▶ [Assignment] Every line below that mentions the word "Prostate" should be copied out.
** Opening Supplied data block **
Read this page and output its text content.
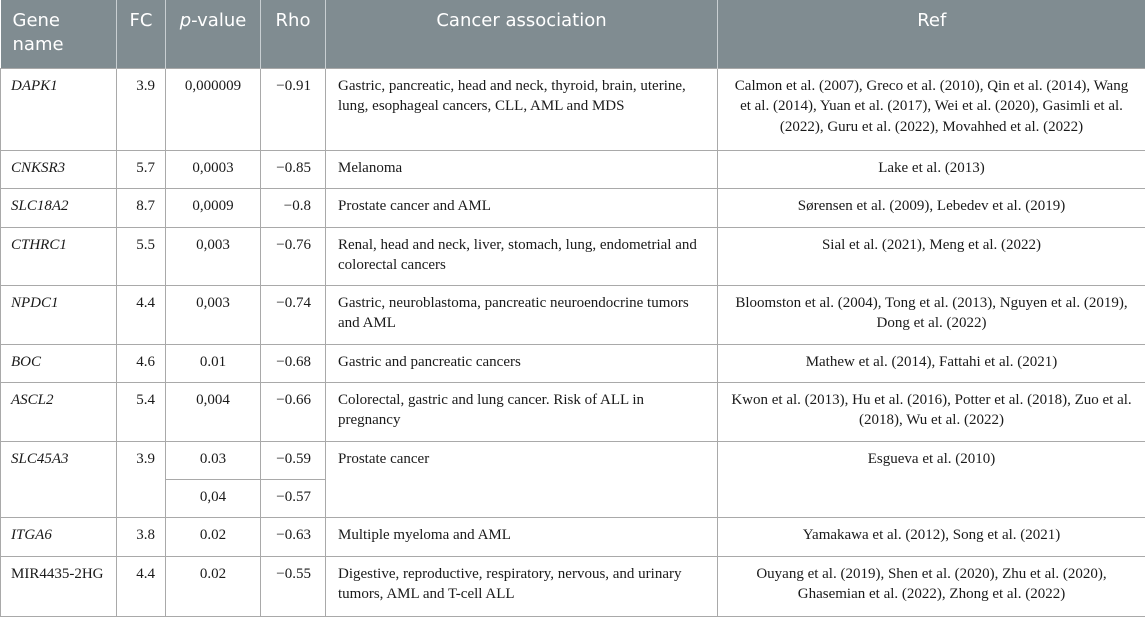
Gene name	FC	p-value	Rho	Cancer association	Ref
DAPK1	3.9	0,000009	−0.91	Gastric, pancreatic, head and neck, thyroid, brain, uterine, lung, esophageal cancers, CLL, AML and MDS	Calmon et al. (2007), Greco et al. (2010), Qin et al. (2014), Wang et al. (2014), Yuan et al. (2017), Wei et al. (2020), Gasimli et al. (2022), Guru et al. (2022), Movahhed et al. (2022)
CNKSR3	5.7	0,0003	−0.85	Melanoma	Lake et al. (2013)
SLC18A2	8.7	0,0009	−0.8	Prostate cancer and AML	Sørensen et al. (2009), Lebedev et al. (2019)
CTHRC1	5.5	0,003	−0.76	Renal, head and neck, liver, stomach, lung, endometrial and colorectal cancers	Sial et al. (2021), Meng et al. (2022)
NPDC1	4.4	0,003	−0.74	Gastric, neuroblastoma, pancreatic neuroendocrine tumors and AML	Bloomston et al. (2004), Tong et al. (2013), Nguyen et al. (2019), Dong et al. (2022)
BOC	4.6	0.01	−0.68	Gastric and pancreatic cancers	Mathew et al. (2014), Fattahi et al. (2021)
ASCL2	5.4	0,004	−0.66	Colorectal, gastric and lung cancer. Risk of ALL in pregnancy	Kwon et al. (2013), Hu et al. (2016), Potter et al. (2018), Zuo et al. (2018), Wu et al. (2022)
SLC45A3	3.9	0.03	−0.59	Prostate cancer	Esgueva et al. (2010)
		0,04	−0.57		
ITGA6	3.8	0.02	−0.63	Multiple myeloma and AML	Yamakawa et al. (2012), Song et al. (2021)
MIR4435-2HG	4.4	0.02	−0.55	Digestive, reproductive, respiratory, nervous, and urinary tumors, AML and T-cell ALL	Ouyang et al. (2019), Shen et al. (2020), Zhu et al. (2020), Ghasemian et al. (2022), Zhong et al. (2022)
** Closing Supplied data block **
▶ [Answer to the problem]
SLC18A2	8.7	0,0009	−0.8	Prostate cancer and AML	Sørensen et al. (2009), Lebedev et al. (2019)
SLC45A3	3.9	0.03	−0.59	Prostate cancer	Esgueva et al. (2010)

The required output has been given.